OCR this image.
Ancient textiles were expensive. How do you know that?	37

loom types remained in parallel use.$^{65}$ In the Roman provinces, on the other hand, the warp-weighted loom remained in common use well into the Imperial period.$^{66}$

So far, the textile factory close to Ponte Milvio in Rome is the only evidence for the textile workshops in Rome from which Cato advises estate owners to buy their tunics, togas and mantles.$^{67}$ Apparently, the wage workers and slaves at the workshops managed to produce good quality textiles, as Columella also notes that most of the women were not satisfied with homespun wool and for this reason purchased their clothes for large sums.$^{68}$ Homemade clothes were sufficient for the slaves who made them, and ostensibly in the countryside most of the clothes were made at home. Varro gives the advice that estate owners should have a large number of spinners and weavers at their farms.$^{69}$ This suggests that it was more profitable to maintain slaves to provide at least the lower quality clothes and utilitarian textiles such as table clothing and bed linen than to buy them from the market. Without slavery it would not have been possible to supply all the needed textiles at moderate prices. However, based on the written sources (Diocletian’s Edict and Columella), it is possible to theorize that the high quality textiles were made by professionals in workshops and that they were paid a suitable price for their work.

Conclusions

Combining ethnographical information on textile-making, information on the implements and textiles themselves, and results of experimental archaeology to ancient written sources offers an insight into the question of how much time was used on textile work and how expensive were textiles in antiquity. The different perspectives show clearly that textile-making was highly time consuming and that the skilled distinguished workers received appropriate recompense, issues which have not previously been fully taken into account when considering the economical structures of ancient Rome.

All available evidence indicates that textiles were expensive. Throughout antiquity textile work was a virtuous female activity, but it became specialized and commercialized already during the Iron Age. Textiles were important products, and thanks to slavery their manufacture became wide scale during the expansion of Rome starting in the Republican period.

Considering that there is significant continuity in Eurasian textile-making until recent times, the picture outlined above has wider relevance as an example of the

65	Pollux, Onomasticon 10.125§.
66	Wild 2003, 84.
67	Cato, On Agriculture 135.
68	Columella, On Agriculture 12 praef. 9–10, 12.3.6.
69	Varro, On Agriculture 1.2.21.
____
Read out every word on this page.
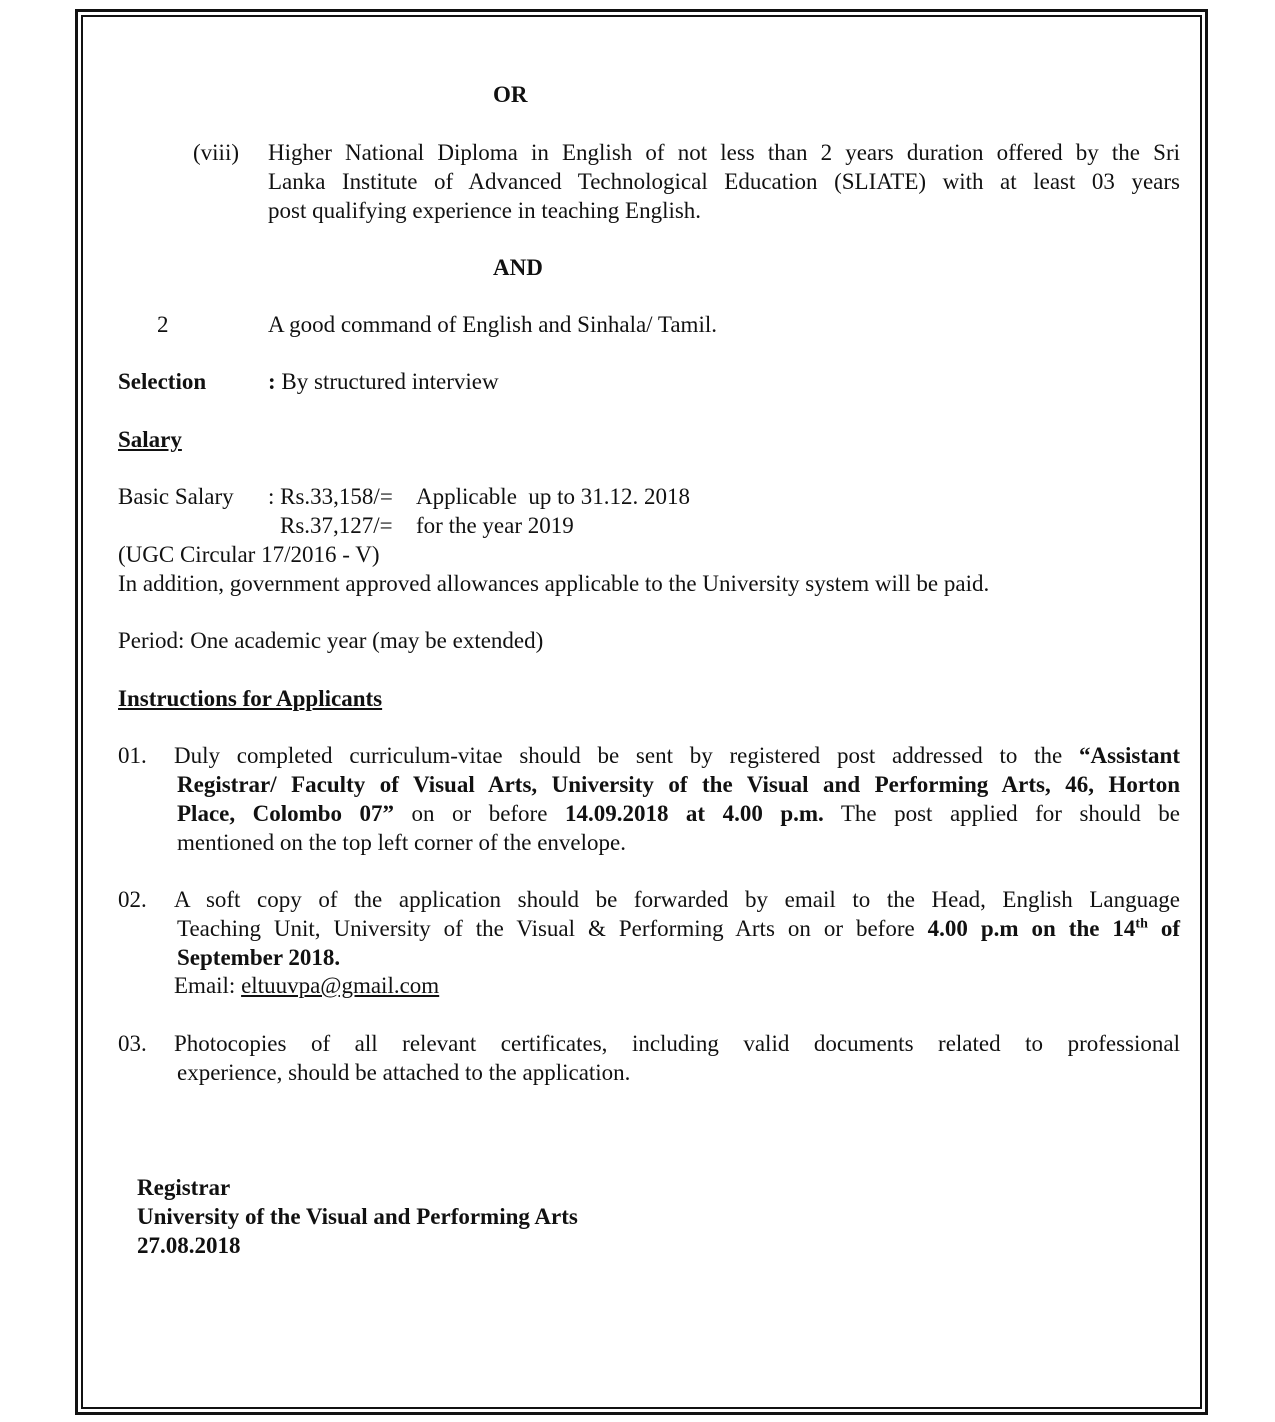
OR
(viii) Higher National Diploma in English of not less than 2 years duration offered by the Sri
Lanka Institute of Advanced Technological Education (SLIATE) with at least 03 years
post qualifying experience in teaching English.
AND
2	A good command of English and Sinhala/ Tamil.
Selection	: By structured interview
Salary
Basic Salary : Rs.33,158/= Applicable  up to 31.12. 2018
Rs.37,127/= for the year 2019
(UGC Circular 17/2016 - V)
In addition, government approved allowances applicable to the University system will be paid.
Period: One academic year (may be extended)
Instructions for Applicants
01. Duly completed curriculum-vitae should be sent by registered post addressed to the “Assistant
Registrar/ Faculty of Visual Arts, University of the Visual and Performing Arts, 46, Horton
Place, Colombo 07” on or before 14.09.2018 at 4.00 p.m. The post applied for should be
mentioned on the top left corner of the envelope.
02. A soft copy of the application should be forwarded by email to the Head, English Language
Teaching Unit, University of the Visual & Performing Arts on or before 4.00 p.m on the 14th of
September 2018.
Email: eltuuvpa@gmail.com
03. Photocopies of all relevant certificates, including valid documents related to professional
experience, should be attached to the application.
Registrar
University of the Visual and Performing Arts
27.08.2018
____
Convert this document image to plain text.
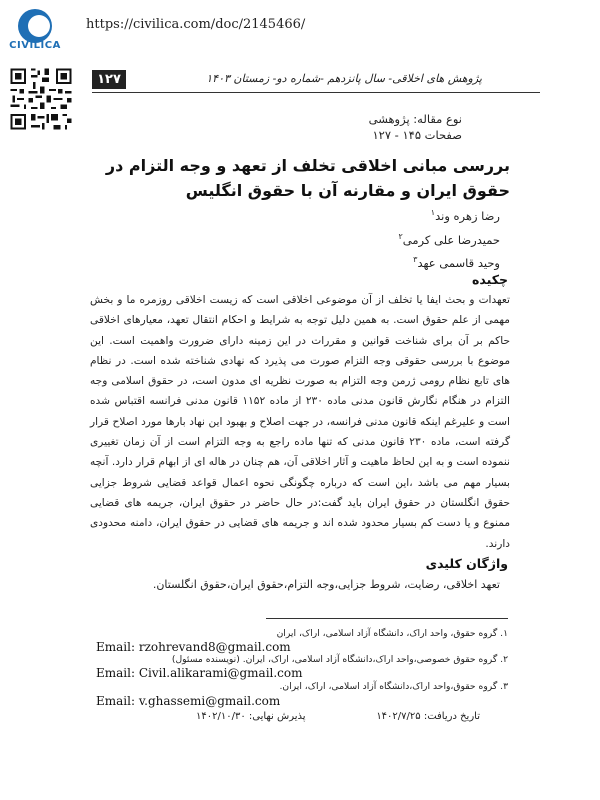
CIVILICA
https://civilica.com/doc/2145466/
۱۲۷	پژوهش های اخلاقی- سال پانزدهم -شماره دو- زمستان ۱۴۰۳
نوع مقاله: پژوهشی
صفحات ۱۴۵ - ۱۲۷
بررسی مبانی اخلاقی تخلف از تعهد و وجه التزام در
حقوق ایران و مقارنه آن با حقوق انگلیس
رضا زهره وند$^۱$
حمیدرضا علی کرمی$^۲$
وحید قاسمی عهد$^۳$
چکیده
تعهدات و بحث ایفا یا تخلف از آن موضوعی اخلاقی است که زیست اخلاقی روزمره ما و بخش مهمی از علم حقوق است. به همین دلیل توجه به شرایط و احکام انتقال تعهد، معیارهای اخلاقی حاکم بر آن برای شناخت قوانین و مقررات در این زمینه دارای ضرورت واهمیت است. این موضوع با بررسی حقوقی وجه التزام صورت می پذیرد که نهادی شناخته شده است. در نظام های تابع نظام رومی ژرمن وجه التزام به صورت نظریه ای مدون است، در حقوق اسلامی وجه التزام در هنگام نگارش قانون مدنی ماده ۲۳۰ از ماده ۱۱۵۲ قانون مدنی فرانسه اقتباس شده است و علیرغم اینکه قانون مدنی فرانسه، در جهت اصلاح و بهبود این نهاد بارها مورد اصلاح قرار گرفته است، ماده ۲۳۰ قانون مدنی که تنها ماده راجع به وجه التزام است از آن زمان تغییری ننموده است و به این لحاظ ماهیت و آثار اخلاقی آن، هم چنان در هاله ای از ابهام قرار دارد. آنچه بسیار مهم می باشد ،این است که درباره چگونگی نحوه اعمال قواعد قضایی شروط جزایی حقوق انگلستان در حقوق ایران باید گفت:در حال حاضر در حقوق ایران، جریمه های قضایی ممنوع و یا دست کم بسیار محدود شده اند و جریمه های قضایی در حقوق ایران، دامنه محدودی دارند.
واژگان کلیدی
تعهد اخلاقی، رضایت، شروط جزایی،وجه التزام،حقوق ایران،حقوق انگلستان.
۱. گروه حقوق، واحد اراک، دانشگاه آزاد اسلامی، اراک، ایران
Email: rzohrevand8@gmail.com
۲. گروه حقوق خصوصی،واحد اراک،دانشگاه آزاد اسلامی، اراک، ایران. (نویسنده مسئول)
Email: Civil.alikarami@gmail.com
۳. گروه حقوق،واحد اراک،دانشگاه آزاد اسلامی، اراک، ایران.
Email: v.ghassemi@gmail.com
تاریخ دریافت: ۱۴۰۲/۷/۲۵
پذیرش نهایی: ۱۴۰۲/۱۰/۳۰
____
Make a copy of each line that contains the string "this".

OCR this image.
So far, the textile factory close to Ponte Milvio in Rome is the only evidence for the textile workshops in Rome from which Cato advises estate owners to buy their tunics, togas and mantles.$^{67}$ Apparently, the wage workers and slaves at the workshops managed to produce good quality textiles, as Columella also notes that most of the women were not satisfied with homespun wool and for this reason purchased their clothes for large sums.$^{68}$ Homemade clothes were sufficient for the slaves who made them, and ostensibly in the countryside most of the clothes were made at home. Varro gives the advice that estate owners should have a large number of spinners and weavers at their farms.$^{69}$ This suggests that it was more profitable to maintain slaves to provide at least the lower quality clothes and utilitarian textiles such as table clothing and bed linen than to buy them from the market. Without slavery it would not have been possible to supply all the needed textiles at moderate prices. However, based on the written sources (Diocletian’s Edict and Columella), it is possible to theorize that the high quality textiles were made by professionals in workshops and that they were paid a suitable price for their work.
Read out every word on this page.
Convert this document image to plain text.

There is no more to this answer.